(Dataset items)
● ● ● ●

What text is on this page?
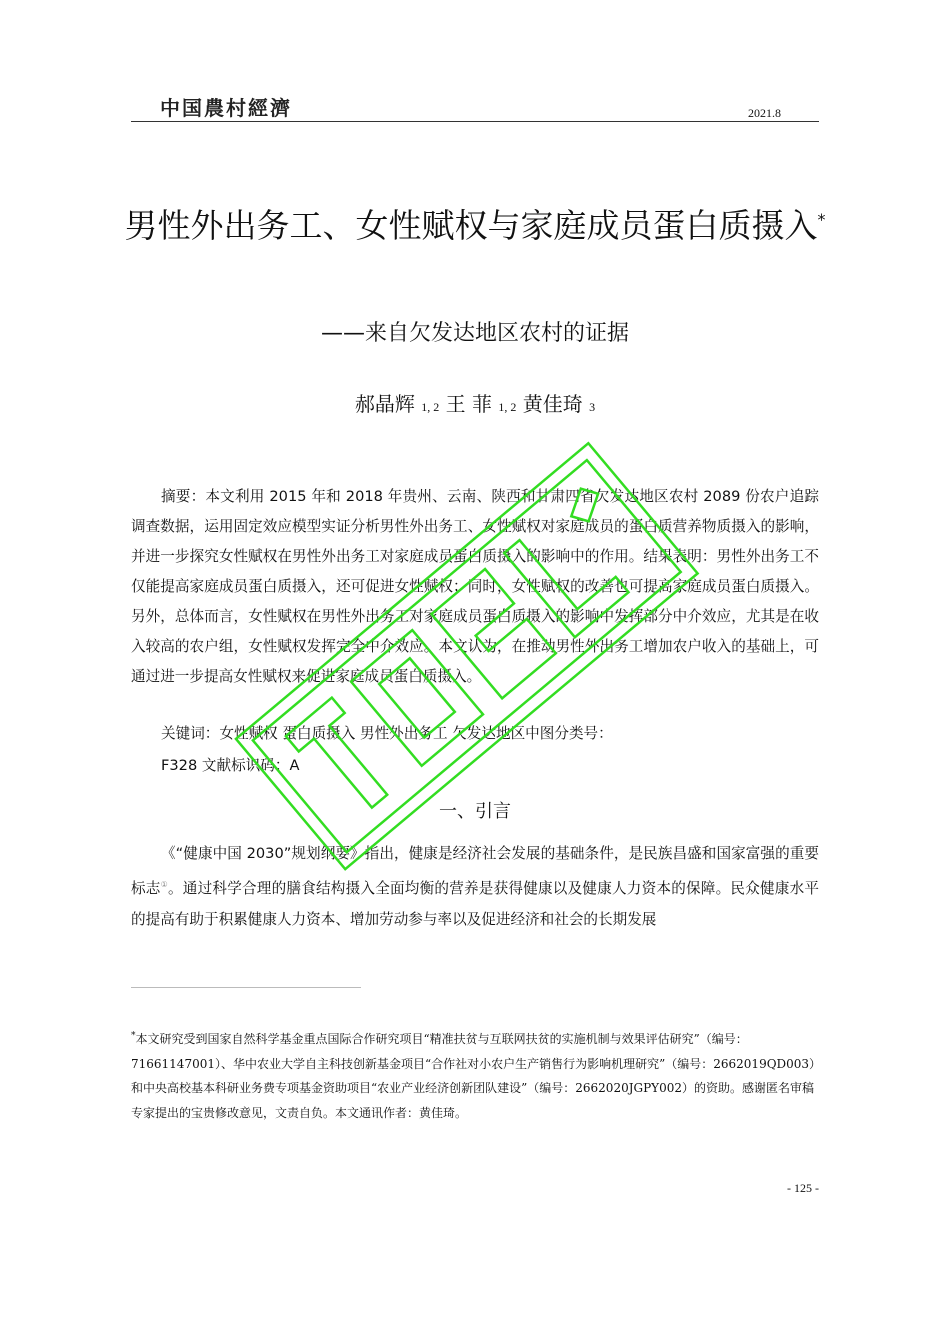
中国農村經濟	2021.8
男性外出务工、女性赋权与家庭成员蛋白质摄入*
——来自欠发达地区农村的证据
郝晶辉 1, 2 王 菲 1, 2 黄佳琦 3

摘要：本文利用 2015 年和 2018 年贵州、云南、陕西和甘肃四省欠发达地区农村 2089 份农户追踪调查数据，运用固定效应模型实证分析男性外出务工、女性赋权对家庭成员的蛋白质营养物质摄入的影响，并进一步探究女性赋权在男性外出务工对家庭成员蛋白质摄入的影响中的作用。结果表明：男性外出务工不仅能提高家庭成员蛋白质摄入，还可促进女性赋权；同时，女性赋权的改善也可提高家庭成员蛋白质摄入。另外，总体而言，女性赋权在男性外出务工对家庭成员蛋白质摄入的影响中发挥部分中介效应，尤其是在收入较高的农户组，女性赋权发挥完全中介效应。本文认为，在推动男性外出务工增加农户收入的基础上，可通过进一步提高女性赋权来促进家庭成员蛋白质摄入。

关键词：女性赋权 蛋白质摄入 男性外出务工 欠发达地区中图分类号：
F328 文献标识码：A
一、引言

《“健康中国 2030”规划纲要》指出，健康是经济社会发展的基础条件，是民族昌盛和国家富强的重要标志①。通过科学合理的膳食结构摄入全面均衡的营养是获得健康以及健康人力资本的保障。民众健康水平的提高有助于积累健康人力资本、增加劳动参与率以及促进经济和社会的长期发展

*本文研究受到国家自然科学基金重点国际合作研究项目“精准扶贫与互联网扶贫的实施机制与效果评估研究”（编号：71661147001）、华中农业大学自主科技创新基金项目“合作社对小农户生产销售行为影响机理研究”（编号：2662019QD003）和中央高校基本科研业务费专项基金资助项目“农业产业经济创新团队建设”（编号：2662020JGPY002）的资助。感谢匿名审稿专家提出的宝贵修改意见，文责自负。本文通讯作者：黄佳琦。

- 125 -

● ● ● ●

**Stated exercise**
Set down every entry word for word, but omit the pictures.

**Solution to this exercise**
What text is on this page?
中国農村經濟	2021.8
男性外出务工、女性赋权与家庭成员蛋白质摄入*
——来自欠发达地区农村的证据
郝晶辉 1, 2 王 菲 1, 2 黄佳琦 3

摘要：本文利用 2015 年和 2018 年贵州、云南、陕西和甘肃四省欠发达地区农村 2089 份农户追踪调查数据，运用固定效应模型实证分析男性外出务工、女性赋权对家庭成员的蛋白质营养物质摄入的影响，并进一步探究女性赋权在男性外出务工对家庭成员蛋白质摄入的影响中的作用。结果表明：男性外出务工不仅能提高家庭成员蛋白质摄入，还可促进女性赋权；同时，女性赋权的改善也可提高家庭成员蛋白质摄入。另外，总体而言，女性赋权在男性外出务工对家庭成员蛋白质摄入的影响中发挥部分中介效应，尤其是在收入较高的农户组，女性赋权发挥完全中介效应。本文认为，在推动男性外出务工增加农户收入的基础上，可通过进一步提高女性赋权来促进家庭成员蛋白质摄入。

关键词：女性赋权 蛋白质摄入 男性外出务工 欠发达地区中图分类号：
F328 文献标识码：A
一、引言

《“健康中国 2030”规划纲要》指出，健康是经济社会发展的基础条件，是民族昌盛和国家富强的重要标志①。通过科学合理的膳食结构摄入全面均衡的营养是获得健康以及健康人力资本的保障。民众健康水平的提高有助于积累健康人力资本、增加劳动参与率以及促进经济和社会的长期发展

*本文研究受到国家自然科学基金重点国际合作研究项目“精准扶贫与互联网扶贫的实施机制与效果评估研究”（编号：71661147001）、华中农业大学自主科技创新基金项目“合作社对小农户生产销售行为影响机理研究”（编号：2662019QD003）和中央高校基本科研业务费专项基金资助项目“农业产业经济创新团队建设”（编号：2662020JGPY002）的资助。感谢匿名审稿专家提出的宝贵修改意见，文责自负。本文通讯作者：黄佳琦。

- 125 -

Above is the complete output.